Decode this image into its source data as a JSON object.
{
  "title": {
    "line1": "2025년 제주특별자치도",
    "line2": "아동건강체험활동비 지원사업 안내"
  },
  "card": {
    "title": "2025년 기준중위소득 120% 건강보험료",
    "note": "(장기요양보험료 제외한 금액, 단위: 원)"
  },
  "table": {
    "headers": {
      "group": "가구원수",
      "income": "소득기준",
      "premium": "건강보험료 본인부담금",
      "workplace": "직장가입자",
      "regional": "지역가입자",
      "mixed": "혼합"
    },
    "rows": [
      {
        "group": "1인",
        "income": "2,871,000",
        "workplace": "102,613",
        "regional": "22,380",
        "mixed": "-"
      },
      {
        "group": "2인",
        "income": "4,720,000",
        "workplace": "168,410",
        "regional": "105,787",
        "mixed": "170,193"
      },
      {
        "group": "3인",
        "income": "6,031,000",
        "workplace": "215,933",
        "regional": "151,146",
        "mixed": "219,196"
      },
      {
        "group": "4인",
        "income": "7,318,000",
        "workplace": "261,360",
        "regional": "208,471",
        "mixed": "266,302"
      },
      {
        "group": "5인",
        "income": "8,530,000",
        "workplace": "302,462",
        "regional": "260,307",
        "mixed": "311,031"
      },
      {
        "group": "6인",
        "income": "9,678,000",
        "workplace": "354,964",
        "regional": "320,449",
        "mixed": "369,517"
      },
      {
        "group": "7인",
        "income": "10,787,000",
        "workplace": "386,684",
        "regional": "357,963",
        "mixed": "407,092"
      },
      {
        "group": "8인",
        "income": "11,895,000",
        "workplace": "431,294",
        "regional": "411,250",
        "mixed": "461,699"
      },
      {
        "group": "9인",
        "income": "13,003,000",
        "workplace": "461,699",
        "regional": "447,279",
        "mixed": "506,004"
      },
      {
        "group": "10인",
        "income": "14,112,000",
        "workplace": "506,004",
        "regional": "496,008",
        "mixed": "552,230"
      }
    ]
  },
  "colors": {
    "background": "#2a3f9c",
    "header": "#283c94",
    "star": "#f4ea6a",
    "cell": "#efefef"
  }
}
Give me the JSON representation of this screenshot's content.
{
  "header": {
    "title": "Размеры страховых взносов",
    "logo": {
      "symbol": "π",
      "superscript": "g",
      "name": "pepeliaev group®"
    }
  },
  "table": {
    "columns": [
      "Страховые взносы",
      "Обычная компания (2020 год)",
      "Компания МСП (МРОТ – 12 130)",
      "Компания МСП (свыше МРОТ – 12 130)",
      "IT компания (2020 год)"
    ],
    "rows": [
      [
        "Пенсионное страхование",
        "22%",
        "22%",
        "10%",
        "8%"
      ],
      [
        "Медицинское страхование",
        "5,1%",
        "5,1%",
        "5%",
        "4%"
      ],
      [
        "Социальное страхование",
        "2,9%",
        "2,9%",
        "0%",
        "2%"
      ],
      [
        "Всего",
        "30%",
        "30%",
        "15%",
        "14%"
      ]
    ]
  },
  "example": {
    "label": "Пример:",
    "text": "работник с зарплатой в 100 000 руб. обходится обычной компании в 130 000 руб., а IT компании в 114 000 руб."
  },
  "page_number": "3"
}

» Problem requirements
Reproduce each entry word for word.

» Response below
Decode this image into its source data as a JSON object.
{
  "title": {
    "line1": "2025년 제주특별자치도",
    "line2": "아동건강체험활동비 지원사업 안내"
  },
  "card": {
    "title": "2025년 기준중위소득 120% 건강보험료",
    "note": "(장기요양보험료 제외한 금액, 단위: 원)"
  },
  "table": {
    "headers": {
      "group": "가구원수",
      "income": "소득기준",
      "premium": "건강보험료 본인부담금",
      "workplace": "직장가입자",
      "regional": "지역가입자",
      "mixed": "혼합"
    },
    "rows": [
      {
        "group": "1인",
        "income": "2,871,000",
        "workplace": "102,613",
        "regional": "22,380",
        "mixed": "-"
      },
      {
        "group": "2인",
        "income": "4,720,000",
        "workplace": "168,410",
        "regional": "105,787",
        "mixed": "170,193"
      },
      {
        "group": "3인",
        "income": "6,031,000",
        "workplace": "215,933",
        "regional": "151,146",
        "mixed": "219,196"
      },
      {
        "group": "4인",
        "income": "7,318,000",
        "workplace": "261,360",
        "regional": "208,471",
        "mixed": "266,302"
      },
      {
        "group": "5인",
        "income": "8,530,000",
        "workplace": "302,462",
        "regional": "260,307",
        "mixed": "311,031"
      },
      {
        "group": "6인",
        "income": "9,678,000",
        "workplace": "354,964",
        "regional": "320,449",
        "mixed": "369,517"
      },
      {
        "group": "7인",
        "income": "10,787,000",
        "workplace": "386,684",
        "regional": "357,963",
        "mixed": "407,092"
      },
      {
        "group": "8인",
        "income": "11,895,000",
        "workplace": "431,294",
        "regional": "411,250",
        "mixed": "461,699"
      },
      {
        "group": "9인",
        "income": "13,003,000",
        "workplace": "461,699",
        "regional": "447,279",
        "mixed": "506,004"
      },
      {
        "group": "10인",
        "income": "14,112,000",
        "workplace": "506,004",
        "regional": "496,008",
        "mixed": "552,230"
      }
    ]
  },
  "colors": {
    "background": "#2a3f9c",
    "header": "#283c94",
    "star": "#f4ea6a",
    "cell": "#efefef"
  }
}
Give me the JSON representation of this screenshot's content.
{
  "header": {
    "title": "Размеры страховых взносов",
    "logo": {
      "symbol": "π",
      "superscript": "g",
      "name": "pepeliaev group®"
    }
  },
  "table": {
    "columns": [
      "Страховые взносы",
      "Обычная компания (2020 год)",
      "Компания МСП (МРОТ – 12 130)",
      "Компания МСП (свыше МРОТ – 12 130)",
      "IT компания (2020 год)"
    ],
    "rows": [
      [
        "Пенсионное страхование",
        "22%",
        "22%",
        "10%",
        "8%"
      ],
      [
        "Медицинское страхование",
        "5,1%",
        "5,1%",
        "5%",
        "4%"
      ],
      [
        "Социальное страхование",
        "2,9%",
        "2,9%",
        "0%",
        "2%"
      ],
      [
        "Всего",
        "30%",
        "30%",
        "15%",
        "14%"
      ]
    ]
  },
  "example": {
    "label": "Пример:",
    "text": "работник с зарплатой в 100 000 руб. обходится обычной компании в 130 000 руб., а IT компании в 114 000 руб."
  },
  "page_number": "3"
}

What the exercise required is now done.